*Exercise*
Pictures appear in the records below; write out everything else exactly.

*Records for this task*
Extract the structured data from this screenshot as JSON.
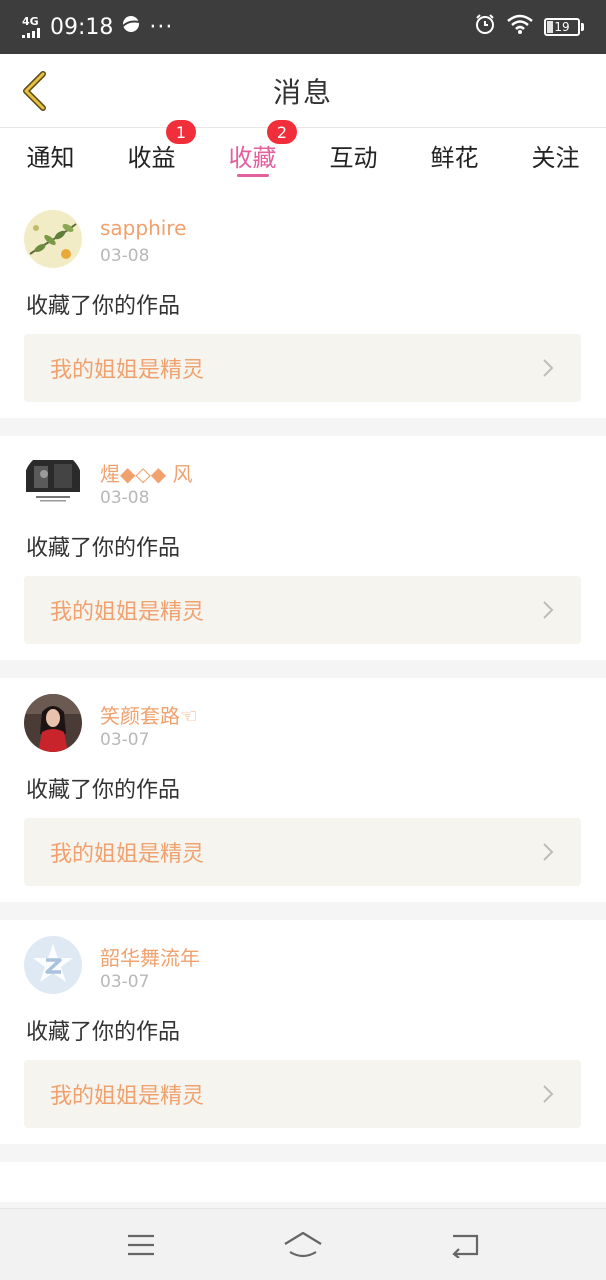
{
  "status_bar": {
    "network": "4G",
    "time": "09:18",
    "battery": "19",
    "icons": [
      "signal-icon",
      "browser-icon",
      "more-dots-icon",
      "alarm-icon",
      "wifi-icon",
      "battery-icon"
    ],
    "dots": "···"
  },
  "header": {
    "title": "消息",
    "back_icon": "chevron-left-icon"
  },
  "tabs": [
    {
      "label": "通知"
    },
    {
      "label": "收益",
      "badge": "1"
    },
    {
      "label": "收藏",
      "badge": "2"
    },
    {
      "label": "互动"
    },
    {
      "label": "鲜花"
    },
    {
      "label": "关注"
    }
  ],
  "active_tab": "收藏",
  "messages": [
    {
      "user": "sapphire",
      "date": "03-08",
      "action": "收藏了你的作品",
      "work": "我的姐姐是精灵",
      "avatar": "plant-illustration-avatar"
    },
    {
      "user": "煋◆◇◆ 风",
      "date": "03-08",
      "action": "收藏了你的作品",
      "work": "我的姐姐是精灵",
      "avatar": "dark-photo-avatar"
    },
    {
      "user": "笑颜套路☜",
      "date": "03-07",
      "action": "收藏了你的作品",
      "work": "我的姐姐是精灵",
      "avatar": "girl-red-dress-avatar"
    },
    {
      "user": "韶华舞流年",
      "date": "03-07",
      "action": "收藏了你的作品",
      "work": "我的姐姐是精灵",
      "avatar": "default-z-avatar"
    }
  ],
  "colors": {
    "accent_pink": "#e2609e",
    "username_orange": "#f0a16e",
    "badge_red": "#f02f3a",
    "back_arrow_yellow": "#e8c23a",
    "work_bg": "#f5f4ee"
  },
  "nav": {
    "icons": [
      "menu-icon",
      "home-icon",
      "back-icon"
    ]
  }
}
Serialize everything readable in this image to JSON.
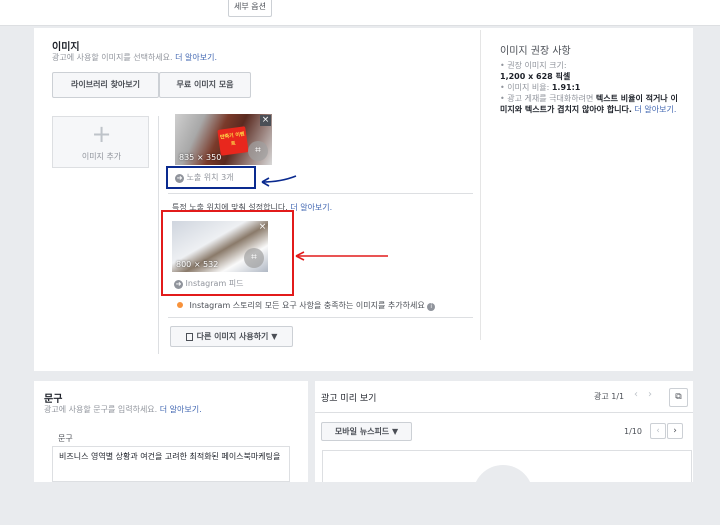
{
  "topbar": {
    "detail_options": "세부 옵션"
  },
  "image_section": {
    "title": "이미지",
    "subtitle": "광고에 사용할 이미지를 선택하세요.",
    "learn_more": "더 알아보기.",
    "library_button": "라이브러리 찾아보기",
    "free_images_button": "무료 이미지 모음",
    "add_image": "이미지 추가",
    "thumbnail1": {
      "dims": "835 × 350",
      "badge_text": "반죽기 이벤트",
      "placements": "노출 위치 3개"
    },
    "specific_note": "특정 노출 위치에 맞춰 설정합니다.",
    "specific_learn_more": "더 알아보기.",
    "thumbnail2": {
      "dims": "800 × 532",
      "placement": "Instagram 피드"
    },
    "stories_warning": "Instagram 스토리의 모든 요구 사항을 충족하는 이미지를 추가하세요",
    "other_image_button": "다른 이미지 사용하기"
  },
  "recommendations": {
    "title": "이미지 권장 사항",
    "items": [
      {
        "prefix": "권장 이미지 크기:",
        "value": "1,200 x 628 픽셀"
      },
      {
        "prefix": "이미지 비율:",
        "value": "1.91:1"
      }
    ],
    "note_plain": "광고 게재를 극대화하려면",
    "note_bold": "텍스트 비율이 적거나 이미지와 텍스트가 겹치지 않아야 합니다.",
    "note_link": "더 알아보기."
  },
  "text_section": {
    "title": "문구",
    "subtitle": "광고에 사용할 문구를 입력하세요.",
    "learn_more": "더 알아보기.",
    "field_label": "문구",
    "field_value": "비즈니스 영역별 상황과 여건을 고려한 최적화된 페이스북마케팅을"
  },
  "preview": {
    "title": "광고 미리 보기",
    "ad_count": "광고 1/1",
    "dropdown": "모바일 뉴스피드",
    "page_count": "1/10"
  },
  "colors": {
    "link": "#4267b2",
    "annotation_red": "#e21b1b",
    "annotation_blue": "#0a2a8f",
    "warning": "#f7923b"
  }
}
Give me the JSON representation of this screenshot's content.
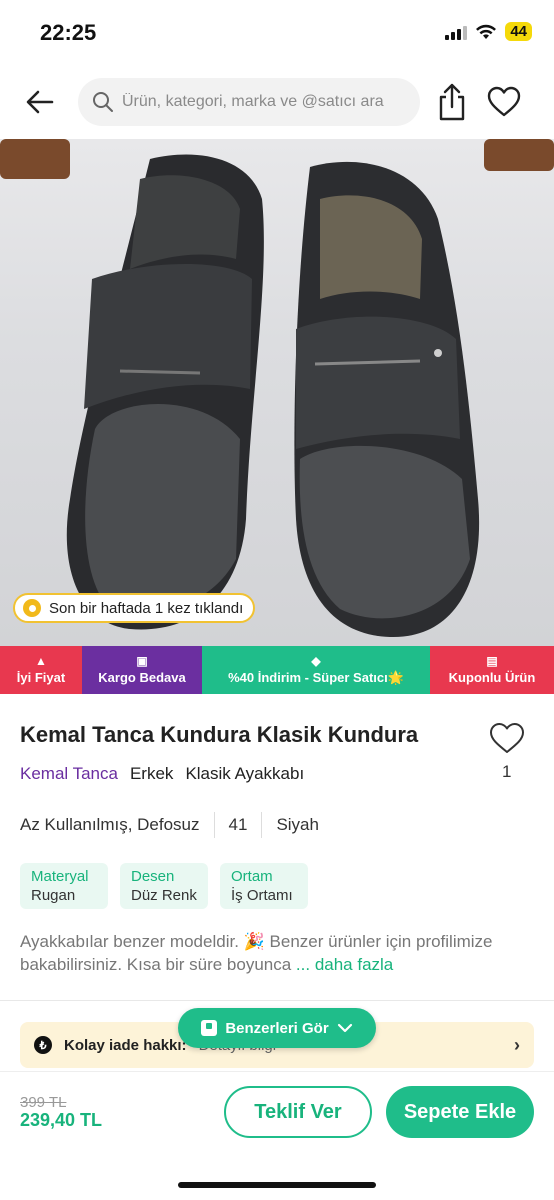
{
  "status_bar": {
    "time": "22:25",
    "battery": "44"
  },
  "search": {
    "placeholder": "Ürün, kategori, marka ve @satıcı ara"
  },
  "image": {
    "click_info": "Son bir haftada 1 kez tıklandı"
  },
  "badges": [
    {
      "label": "İyi Fiyat",
      "icon": "flame-icon",
      "color": "#e8384f"
    },
    {
      "label": "Kargo Bedava",
      "icon": "box-icon",
      "color": "#6b2fa0"
    },
    {
      "label": "%40 İndirim - Süper Satıcı🌟",
      "icon": "tag-icon",
      "color": "#1fbd8a"
    },
    {
      "label": "Kuponlu Ürün",
      "icon": "ticket-icon",
      "color": "#e8384f"
    }
  ],
  "product": {
    "title": "Kemal Tanca Kundura Klasik Kundura",
    "brand": "Kemal Tanca",
    "gender": "Erkek",
    "category": "Klasik Ayakkabı",
    "favorite_count": "1",
    "condition": "Az Kullanılmış, Defosuz",
    "size": "41",
    "color": "Siyah"
  },
  "chips": [
    {
      "key": "Materyal",
      "value": "Rugan"
    },
    {
      "key": "Desen",
      "value": "Düz Renk"
    },
    {
      "key": "Ortam",
      "value": "İş Ortamı"
    }
  ],
  "description": {
    "text": "Ayakkabılar benzer modeldir. 🎉 Benzer ürünler için profilimize bakabilirsiniz. Kısa bir süre boyunca",
    "more": "... daha fazla"
  },
  "similar_button": "Benzerleri Gör",
  "return_info": {
    "label": "Kolay iade hakkı:",
    "detail": "Detaylı bilgi"
  },
  "pricing": {
    "old_price": "399 TL",
    "price": "239,40 TL"
  },
  "actions": {
    "offer": "Teklif Ver",
    "add_to_cart": "Sepete Ekle"
  },
  "colors": {
    "accent": "#1fbd8a",
    "brand_purple": "#6b2fa0",
    "badge_red": "#e8384f"
  }
}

*Correct result*
Extract the structured data from this screenshot as JSON.
{
  "status_bar": {
    "network": "4G",
    "time": "09:18",
    "battery": "19",
    "icons": [
      "signal-icon",
      "browser-icon",
      "more-dots-icon",
      "alarm-icon",
      "wifi-icon",
      "battery-icon"
    ],
    "dots": "···"
  },
  "header": {
    "title": "消息",
    "back_icon": "chevron-left-icon"
  },
  "tabs": [
    {
      "label": "通知"
    },
    {
      "label": "收益",
      "badge": "1"
    },
    {
      "label": "收藏",
      "badge": "2"
    },
    {
      "label": "互动"
    },
    {
      "label": "鲜花"
    },
    {
      "label": "关注"
    }
  ],
  "active_tab": "收藏",
  "messages": [
    {
      "user": "sapphire",
      "date": "03-08",
      "action": "收藏了你的作品",
      "work": "我的姐姐是精灵",
      "avatar": "plant-illustration-avatar"
    },
    {
      "user": "煋◆◇◆ 风",
      "date": "03-08",
      "action": "收藏了你的作品",
      "work": "我的姐姐是精灵",
      "avatar": "dark-photo-avatar"
    },
    {
      "user": "笑颜套路☜",
      "date": "03-07",
      "action": "收藏了你的作品",
      "work": "我的姐姐是精灵",
      "avatar": "girl-red-dress-avatar"
    },
    {
      "user": "韶华舞流年",
      "date": "03-07",
      "action": "收藏了你的作品",
      "work": "我的姐姐是精灵",
      "avatar": "default-z-avatar"
    }
  ],
  "colors": {
    "accent_pink": "#e2609e",
    "username_orange": "#f0a16e",
    "badge_red": "#f02f3a",
    "back_arrow_yellow": "#e8c23a",
    "work_bg": "#f5f4ee"
  },
  "nav": {
    "icons": [
      "menu-icon",
      "home-icon",
      "back-icon"
    ]
  }
}
Serialize everything readable in this image to JSON.
{
  "topbar": {
    "detail_options": "세부 옵션"
  },
  "image_section": {
    "title": "이미지",
    "subtitle": "광고에 사용할 이미지를 선택하세요.",
    "learn_more": "더 알아보기.",
    "library_button": "라이브러리 찾아보기",
    "free_images_button": "무료 이미지 모음",
    "add_image": "이미지 추가",
    "thumbnail1": {
      "dims": "835 × 350",
      "badge_text": "반죽기 이벤트",
      "placements": "노출 위치 3개"
    },
    "specific_note": "특정 노출 위치에 맞춰 설정합니다.",
    "specific_learn_more": "더 알아보기.",
    "thumbnail2": {
      "dims": "800 × 532",
      "placement": "Instagram 피드"
    },
    "stories_warning": "Instagram 스토리의 모든 요구 사항을 충족하는 이미지를 추가하세요",
    "other_image_button": "다른 이미지 사용하기"
  },
  "recommendations": {
    "title": "이미지 권장 사항",
    "items": [
      {
        "prefix": "권장 이미지 크기:",
        "value": "1,200 x 628 픽셀"
      },
      {
        "prefix": "이미지 비율:",
        "value": "1.91:1"
      }
    ],
    "note_plain": "광고 게재를 극대화하려면",
    "note_bold": "텍스트 비율이 적거나 이미지와 텍스트가 겹치지 않아야 합니다.",
    "note_link": "더 알아보기."
  },
  "text_section": {
    "title": "문구",
    "subtitle": "광고에 사용할 문구를 입력하세요.",
    "learn_more": "더 알아보기.",
    "field_label": "문구",
    "field_value": "비즈니스 영역별 상황과 여건을 고려한 최적화된 페이스북마케팅을"
  },
  "preview": {
    "title": "광고 미리 보기",
    "ad_count": "광고 1/1",
    "dropdown": "모바일 뉴스피드",
    "page_count": "1/10"
  },
  "colors": {
    "link": "#4267b2",
    "annotation_red": "#e21b1b",
    "annotation_blue": "#0a2a8f",
    "warning": "#f7923b"
  }
}
Give me the JSON representation of this screenshot's content.
{
  "status_bar": {
    "time": "22:25",
    "battery": "44"
  },
  "search": {
    "placeholder": "Ürün, kategori, marka ve @satıcı ara"
  },
  "image": {
    "click_info": "Son bir haftada 1 kez tıklandı"
  },
  "badges": [
    {
      "label": "İyi Fiyat",
      "icon": "flame-icon",
      "color": "#e8384f"
    },
    {
      "label": "Kargo Bedava",
      "icon": "box-icon",
      "color": "#6b2fa0"
    },
    {
      "label": "%40 İndirim - Süper Satıcı🌟",
      "icon": "tag-icon",
      "color": "#1fbd8a"
    },
    {
      "label": "Kuponlu Ürün",
      "icon": "ticket-icon",
      "color": "#e8384f"
    }
  ],
  "product": {
    "title": "Kemal Tanca Kundura Klasik Kundura",
    "brand": "Kemal Tanca",
    "gender": "Erkek",
    "category": "Klasik Ayakkabı",
    "favorite_count": "1",
    "condition": "Az Kullanılmış, Defosuz",
    "size": "41",
    "color": "Siyah"
  },
  "chips": [
    {
      "key": "Materyal",
      "value": "Rugan"
    },
    {
      "key": "Desen",
      "value": "Düz Renk"
    },
    {
      "key": "Ortam",
      "value": "İş Ortamı"
    }
  ],
  "description": {
    "text": "Ayakkabılar benzer modeldir. 🎉 Benzer ürünler için profilimize bakabilirsiniz. Kısa bir süre boyunca",
    "more": "... daha fazla"
  },
  "similar_button": "Benzerleri Gör",
  "return_info": {
    "label": "Kolay iade hakkı:",
    "detail": "Detaylı bilgi"
  },
  "pricing": {
    "old_price": "399 TL",
    "price": "239,40 TL"
  },
  "actions": {
    "offer": "Teklif Ver",
    "add_to_cart": "Sepete Ekle"
  },
  "colors": {
    "accent": "#1fbd8a",
    "brand_purple": "#6b2fa0",
    "badge_red": "#e8384f"
  }
}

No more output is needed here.